Tasks and exercises:
1. In the forum post about the folder-monitoring program, list every sub-point placed under the spec "When a file is dropped in the folder the program should scan the file".
2. According to the forum post about the folder-monitoring program, what tool do many on forums suggest using?
3. Write the next part of the forum post about the folder-monitoring program, picking up right after its final sentence.

Text:
☆ ☆ ☆

New to Programming: Adding custom functions with ipynotify classes
Saran A
ahlusar.ahluwalia at gmail.com
Thu Apr 2 21:30:42 EDT 2015
Hello All:
Here is the program that I am trying to write (with specs):
* Monitors a folder for files that are dropped throughout the day
* When a file is dropped in the folder the program should scan the file
o IF all the records in the file have the same length (line length)
o THEN the file should be moved to a "success" folder and a text file written indicating the total number of records processed
o IF the file is empty OR the records are not all of the same length
o THEN the file should be moved to a "failure" folder and a text file written indicating the cause for failure (for example: Empty file or line 100 was not the same length as the rest).
Many on forums suggest using ipynotify. I am wondering how to combine my current script and add it to the ipynotify.
Below is my original script (the ipynotify script is provided after this)
[code]
# # # Without data to examine here, I can only guess based on this requirement's language that
# # fixed records are in the input.
##I made the assumption that the directories are in the same filesystem
# # Takes the function fileinfo as a starting point and demonstrates calling a function from within a function.
# I tested this little sample on a small set of files created with MD5 checksums. I wrote the Python in such a way as it
# would work with Python 2.x or 3.x (note the __future__ at the top).
# # # There are so many wonderful ways of failure, so, from a development standpoint, I would probably spend a bit
# # more time trying to determine which failure(s) I would want to report to the user, and how (perhaps creating my own Exceptions)
# # # The only other comments I would make are about safe-file handling.
# # # #1: Question: After a user has created a file that has failed (in
# # # processing),can the user create a file with the same name?
# # # If so, then you will probably want to look at some sort
# # # of file-naming strategy to avoid overwriting evidence of
# # # earlier failures.

☆ ☆ ☆

[Items from a data source]
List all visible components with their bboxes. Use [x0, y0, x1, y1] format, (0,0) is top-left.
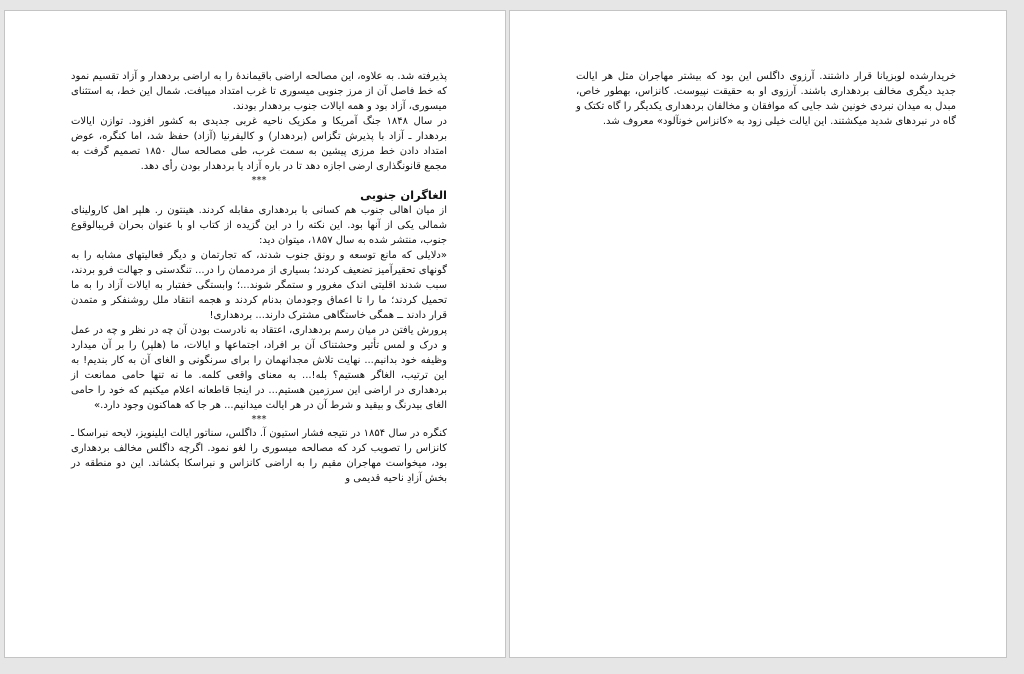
section-heading: الغاگران جنوبی: [360, 188, 447, 202]
page-left: [4, 10, 506, 658]
paragraph: خریدارشده لوبزیانا قرار داشتند. آرزوی داگلس این بود که بیشتر مهاجران مثل هر ایالت جدید دیگری مخالف بردهداری باشند. آرزوی او به حقیقت نپیوست. کانزاس، بهطور خاص، مبدل به میدان نبردی خونین شد جایی که موافقان و مخالفان بردهداری یکدیگر را گاه تکتک و گاه در نبردهای شدید میکشتند. این ایالت خیلی زود به «کانزاس خونآلود» معروف شد.: [576, 71, 956, 127]
quote-paragraph: «دلایلی که مانع توسعه و رونق جنوب شدند، که تجارتمان و دیگر فعالیتهای مشابه را به گونهای تحقیرآمیز تضعیف کردند؛ بسیاری از مردممان را در... تنگدستی و جهالت فرو بردند، سبب شدند اقلیتی اندک مغرور و ستمگر شوند...؛ وابستگی خفتبار به ایالات آزاد را به ما تحمیل کردند؛ ما را تا اعماق وجودمان بدنام کردند و هجمه انتقاد ملل روشنفکر و متمدن قرار دادند ــ همگی خاستگاهی مشترک دارند... بردهداری!: [71, 250, 447, 321]
section-separator: ***: [251, 414, 267, 425]
paragraph: کنگره در سال ۱۸۵۴ در نتیجه فشار استیون آ. داگلس، سناتور ایالت ایلینویز، لایحه نبراسکا ـ کانزاس را تصویب کرد که مصالحه میسوری را لغو نمود. اگرچه داگلس مخالف بردهداری بود، میخواست مهاجران مقیم را به اراضی کانزاس و نبراسکا بکشاند. این دو منطقه در بخش آزادِ ناحیه قدیمی و: [71, 428, 447, 484]
page-right-text: [576, 69, 956, 129]
quote-paragraph: پرورش یافتن در میان رسم بردهداری، اعتقاد به نادرست بودن آن چه در نظر و چه در عمل و درک و لمس تأثیر وحشتناک آن بر افراد، اجتماعها و ایالات، ما (هلپر) را بر آن میدارد وظیفه خود بدانیم... نهایت تلاش مجدانهمان را برای سرنگونی و الغای آن به کار بندیم! به این ترتیب، الغاگر هستیم؟ بله!... به معنای واقعی کلمه. ما نه تنها حامی ممانعت از بردهداری در اراضی این سرزمین هستیم... در اینجا قاطعانه اعلام میکنیم که خود را حامی الغای بیدرنگ و بیقید و شرط آن در هر ایالت میدانیم... هر جا که هماکنون وجود دارد.»: [71, 325, 447, 411]
page-right: [509, 10, 1007, 658]
paragraph: در سال ۱۸۴۸ جنگ آمریکا و مکزیک ناحیه غربی جدیدی به کشور افزود. توازن ایالات بردهدار ـ آزاد با پذیرش تگزاس (بردهدار) و کالیفرنیا (آزاد) حفظ شد، اما کنگره، عوض امتداد دادن خط مرزی پیشین به سمت غرب، طی مصالحه سال ۱۸۵۰ تصمیم گرفت به مجمع قانونگذاری ارضی اجازه دهد تا در باره آزاد یا بردهدار بودن رأی دهد.: [71, 116, 448, 172]
paragraph: پذیرفته شد. به علاوه، این مصالحه اراضی باقیماندهٔ را به اراضی بردهدار و آزاد تقسیم نمود که خط فاصل آن از مرز جنوبی میسوری تا غرب امتداد مییافت. شمال این خط، به استثنای میسوری، آزاد بود و همه ایالات جنوب بردهدار بودند.: [71, 71, 447, 112]
page-left-text: [71, 69, 447, 486]
section-separator: ***: [251, 175, 267, 186]
paragraph: از میان اهالی جنوب هم کسانی با بردهداری مقابله کردند. هینتون ر. هلپر اهل کارولینای شمالی یکی از آنها بود. این نکته را در این گزیده از کتاب او با عنوان بحران قریبالوقوع جنوب، منتشر شده به سال ۱۸۵۷، میتوان دید:: [71, 205, 447, 246]
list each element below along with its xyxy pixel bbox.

☆ ☆ ☆

Answers to the tasks:
1.
- IF all the records in the file have the same length (line length)
- THEN the file should be moved to a "success" folder and a text file written indicating the total number of records processed
- IF the file is empty OR the records are not all of the same length
- THEN the file should be moved to a "failure" folder and a text file written indicating the cause for failure (for example: Empty file or line 100 was not the same length as the rest).

2. ipynotify

3.
# # # File naming is a tricky thing. I referenced the tempfile module [1] and the Maildir naming scheme to see two different
# # types of solutions to the problem of choosing a unique filename.
## I am assuming that all of my files are going to be specified in unicode
## Utilized Spyder's Scientific Computing IDE to debug, check for indentation errors and test function suite
from __future__ import print_function
import os.path
import time
import difflib
import logging
def initialize_logger(output_dir):
logger = logging.getLogger()
logger.setLevel(logging.DEBUG)
# create console handler and set level to info
handler = logging.StreamHandler()
handler.setLevel(logging.INFO)
formatter = logging.Formatter("%(levelname)s - %(message)s")
handler.setFormatter(formatter)
logger.addHandler(handler)
# create error file handler and set level to error
handler = logging.FileHandler(os.path.join(output_dir, "error.log"),"w", encoding=None, delay="true")
handler.setLevel(logging.ERROR)
formatter = logging.Formatter("%(levelname)s - %(message)s")
handler.setFormatter(formatter)
logger.addHandler(handler)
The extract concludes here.